Data records:
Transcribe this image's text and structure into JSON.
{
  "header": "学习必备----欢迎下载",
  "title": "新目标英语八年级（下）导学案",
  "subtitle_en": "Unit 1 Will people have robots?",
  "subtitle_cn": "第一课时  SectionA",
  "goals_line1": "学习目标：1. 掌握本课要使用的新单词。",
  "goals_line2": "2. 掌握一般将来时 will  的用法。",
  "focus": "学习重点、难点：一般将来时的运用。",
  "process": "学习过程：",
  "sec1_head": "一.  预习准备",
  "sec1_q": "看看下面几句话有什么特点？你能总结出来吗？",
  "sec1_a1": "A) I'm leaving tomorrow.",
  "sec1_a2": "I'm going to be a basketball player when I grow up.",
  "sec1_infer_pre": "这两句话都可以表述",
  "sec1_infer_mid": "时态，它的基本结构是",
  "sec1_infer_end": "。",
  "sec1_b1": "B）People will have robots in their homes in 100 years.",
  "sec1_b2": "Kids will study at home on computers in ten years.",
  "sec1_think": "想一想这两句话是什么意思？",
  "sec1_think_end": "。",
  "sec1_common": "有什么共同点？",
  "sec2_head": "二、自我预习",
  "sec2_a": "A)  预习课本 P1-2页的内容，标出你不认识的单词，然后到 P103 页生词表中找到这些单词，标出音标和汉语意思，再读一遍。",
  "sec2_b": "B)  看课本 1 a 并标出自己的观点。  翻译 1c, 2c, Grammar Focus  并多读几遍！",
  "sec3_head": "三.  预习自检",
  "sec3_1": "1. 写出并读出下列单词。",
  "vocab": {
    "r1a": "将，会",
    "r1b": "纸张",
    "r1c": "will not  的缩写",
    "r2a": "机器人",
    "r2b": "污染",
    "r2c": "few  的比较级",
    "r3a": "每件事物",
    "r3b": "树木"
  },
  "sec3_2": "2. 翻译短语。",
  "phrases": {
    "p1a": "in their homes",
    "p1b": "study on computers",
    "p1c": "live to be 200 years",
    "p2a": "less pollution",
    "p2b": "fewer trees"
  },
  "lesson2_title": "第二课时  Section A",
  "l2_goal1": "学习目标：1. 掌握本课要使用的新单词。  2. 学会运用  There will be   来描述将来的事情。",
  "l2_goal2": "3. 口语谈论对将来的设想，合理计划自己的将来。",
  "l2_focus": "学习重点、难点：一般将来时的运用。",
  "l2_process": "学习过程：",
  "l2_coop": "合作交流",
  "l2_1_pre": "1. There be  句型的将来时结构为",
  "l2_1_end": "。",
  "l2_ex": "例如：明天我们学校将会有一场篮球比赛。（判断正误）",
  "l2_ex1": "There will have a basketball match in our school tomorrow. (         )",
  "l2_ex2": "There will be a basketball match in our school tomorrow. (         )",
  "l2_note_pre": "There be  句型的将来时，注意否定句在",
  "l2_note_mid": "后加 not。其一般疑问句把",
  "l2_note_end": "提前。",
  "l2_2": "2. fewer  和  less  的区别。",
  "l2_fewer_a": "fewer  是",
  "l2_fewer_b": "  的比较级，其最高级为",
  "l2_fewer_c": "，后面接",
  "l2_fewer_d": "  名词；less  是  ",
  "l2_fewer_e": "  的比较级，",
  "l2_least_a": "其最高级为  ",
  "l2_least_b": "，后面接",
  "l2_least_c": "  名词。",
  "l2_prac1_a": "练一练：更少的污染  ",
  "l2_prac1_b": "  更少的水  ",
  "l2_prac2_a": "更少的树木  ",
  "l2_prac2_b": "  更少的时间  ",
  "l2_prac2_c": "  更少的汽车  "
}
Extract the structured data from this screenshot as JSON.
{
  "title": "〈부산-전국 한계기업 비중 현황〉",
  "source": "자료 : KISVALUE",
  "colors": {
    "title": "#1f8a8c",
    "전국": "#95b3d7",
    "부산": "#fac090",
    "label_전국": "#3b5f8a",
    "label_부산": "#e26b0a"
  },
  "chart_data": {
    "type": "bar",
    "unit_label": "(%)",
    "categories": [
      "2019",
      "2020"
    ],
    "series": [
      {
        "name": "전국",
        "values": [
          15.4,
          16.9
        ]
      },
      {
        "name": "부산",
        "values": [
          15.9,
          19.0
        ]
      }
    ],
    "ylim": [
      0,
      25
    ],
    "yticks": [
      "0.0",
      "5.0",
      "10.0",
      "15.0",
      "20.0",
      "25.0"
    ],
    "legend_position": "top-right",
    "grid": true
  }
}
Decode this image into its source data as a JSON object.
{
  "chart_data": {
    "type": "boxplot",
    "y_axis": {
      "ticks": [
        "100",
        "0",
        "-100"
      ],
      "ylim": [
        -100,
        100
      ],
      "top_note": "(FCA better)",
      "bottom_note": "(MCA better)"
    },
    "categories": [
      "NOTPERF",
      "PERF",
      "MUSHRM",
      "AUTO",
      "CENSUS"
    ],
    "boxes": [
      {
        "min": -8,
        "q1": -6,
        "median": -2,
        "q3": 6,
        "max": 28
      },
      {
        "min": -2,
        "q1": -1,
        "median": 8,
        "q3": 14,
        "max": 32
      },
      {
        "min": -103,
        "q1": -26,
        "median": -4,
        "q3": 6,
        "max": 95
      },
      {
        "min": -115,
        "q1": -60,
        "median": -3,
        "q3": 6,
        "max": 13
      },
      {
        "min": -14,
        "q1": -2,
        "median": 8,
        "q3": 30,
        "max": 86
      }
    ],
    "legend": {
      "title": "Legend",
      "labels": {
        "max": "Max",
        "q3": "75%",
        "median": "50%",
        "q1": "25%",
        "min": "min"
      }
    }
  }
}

> [Instruction]:
Print the material above once more, exactly.

> [The response]:
Transcribe this image's text and structure into JSON.
{
  "header": "学习必备----欢迎下载",
  "title": "新目标英语八年级（下）导学案",
  "subtitle_en": "Unit 1 Will people have robots?",
  "subtitle_cn": "第一课时  SectionA",
  "goals_line1": "学习目标：1. 掌握本课要使用的新单词。",
  "goals_line2": "2. 掌握一般将来时 will  的用法。",
  "focus": "学习重点、难点：一般将来时的运用。",
  "process": "学习过程：",
  "sec1_head": "一.  预习准备",
  "sec1_q": "看看下面几句话有什么特点？你能总结出来吗？",
  "sec1_a1": "A) I'm leaving tomorrow.",
  "sec1_a2": "I'm going to be a basketball player when I grow up.",
  "sec1_infer_pre": "这两句话都可以表述",
  "sec1_infer_mid": "时态，它的基本结构是",
  "sec1_infer_end": "。",
  "sec1_b1": "B）People will have robots in their homes in 100 years.",
  "sec1_b2": "Kids will study at home on computers in ten years.",
  "sec1_think": "想一想这两句话是什么意思？",
  "sec1_think_end": "。",
  "sec1_common": "有什么共同点？",
  "sec2_head": "二、自我预习",
  "sec2_a": "A)  预习课本 P1-2页的内容，标出你不认识的单词，然后到 P103 页生词表中找到这些单词，标出音标和汉语意思，再读一遍。",
  "sec2_b": "B)  看课本 1 a 并标出自己的观点。  翻译 1c, 2c, Grammar Focus  并多读几遍！",
  "sec3_head": "三.  预习自检",
  "sec3_1": "1. 写出并读出下列单词。",
  "vocab": {
    "r1a": "将，会",
    "r1b": "纸张",
    "r1c": "will not  的缩写",
    "r2a": "机器人",
    "r2b": "污染",
    "r2c": "few  的比较级",
    "r3a": "每件事物",
    "r3b": "树木"
  },
  "sec3_2": "2. 翻译短语。",
  "phrases": {
    "p1a": "in their homes",
    "p1b": "study on computers",
    "p1c": "live to be 200 years",
    "p2a": "less pollution",
    "p2b": "fewer trees"
  },
  "lesson2_title": "第二课时  Section A",
  "l2_goal1": "学习目标：1. 掌握本课要使用的新单词。  2. 学会运用  There will be   来描述将来的事情。",
  "l2_goal2": "3. 口语谈论对将来的设想，合理计划自己的将来。",
  "l2_focus": "学习重点、难点：一般将来时的运用。",
  "l2_process": "学习过程：",
  "l2_coop": "合作交流",
  "l2_1_pre": "1. There be  句型的将来时结构为",
  "l2_1_end": "。",
  "l2_ex": "例如：明天我们学校将会有一场篮球比赛。（判断正误）",
  "l2_ex1": "There will have a basketball match in our school tomorrow. (         )",
  "l2_ex2": "There will be a basketball match in our school tomorrow. (         )",
  "l2_note_pre": "There be  句型的将来时，注意否定句在",
  "l2_note_mid": "后加 not。其一般疑问句把",
  "l2_note_end": "提前。",
  "l2_2": "2. fewer  和  less  的区别。",
  "l2_fewer_a": "fewer  是",
  "l2_fewer_b": "  的比较级，其最高级为",
  "l2_fewer_c": "，后面接",
  "l2_fewer_d": "  名词；less  是  ",
  "l2_fewer_e": "  的比较级，",
  "l2_least_a": "其最高级为  ",
  "l2_least_b": "，后面接",
  "l2_least_c": "  名词。",
  "l2_prac1_a": "练一练：更少的污染  ",
  "l2_prac1_b": "  更少的水  ",
  "l2_prac2_a": "更少的树木  ",
  "l2_prac2_b": "  更少的时间  ",
  "l2_prac2_c": "  更少的汽车  "
}
Extract the structured data from this screenshot as JSON.
{
  "title": "〈부산-전국 한계기업 비중 현황〉",
  "source": "자료 : KISVALUE",
  "colors": {
    "title": "#1f8a8c",
    "전국": "#95b3d7",
    "부산": "#fac090",
    "label_전국": "#3b5f8a",
    "label_부산": "#e26b0a"
  },
  "chart_data": {
    "type": "bar",
    "unit_label": "(%)",
    "categories": [
      "2019",
      "2020"
    ],
    "series": [
      {
        "name": "전국",
        "values": [
          15.4,
          16.9
        ]
      },
      {
        "name": "부산",
        "values": [
          15.9,
          19.0
        ]
      }
    ],
    "ylim": [
      0,
      25
    ],
    "yticks": [
      "0.0",
      "5.0",
      "10.0",
      "15.0",
      "20.0",
      "25.0"
    ],
    "legend_position": "top-right",
    "grid": true
  }
}
Decode this image into its source data as a JSON object.
{
  "chart_data": {
    "type": "boxplot",
    "y_axis": {
      "ticks": [
        "100",
        "0",
        "-100"
      ],
      "ylim": [
        -100,
        100
      ],
      "top_note": "(FCA better)",
      "bottom_note": "(MCA better)"
    },
    "categories": [
      "NOTPERF",
      "PERF",
      "MUSHRM",
      "AUTO",
      "CENSUS"
    ],
    "boxes": [
      {
        "min": -8,
        "q1": -6,
        "median": -2,
        "q3": 6,
        "max": 28
      },
      {
        "min": -2,
        "q1": -1,
        "median": 8,
        "q3": 14,
        "max": 32
      },
      {
        "min": -103,
        "q1": -26,
        "median": -4,
        "q3": 6,
        "max": 95
      },
      {
        "min": -115,
        "q1": -60,
        "median": -3,
        "q3": 6,
        "max": 13
      },
      {
        "min": -14,
        "q1": -2,
        "median": 8,
        "q3": 30,
        "max": 86
      }
    ],
    "legend": {
      "title": "Legend",
      "labels": {
        "max": "Max",
        "q3": "75%",
        "median": "50%",
        "q1": "25%",
        "min": "min"
      }
    }
  }
}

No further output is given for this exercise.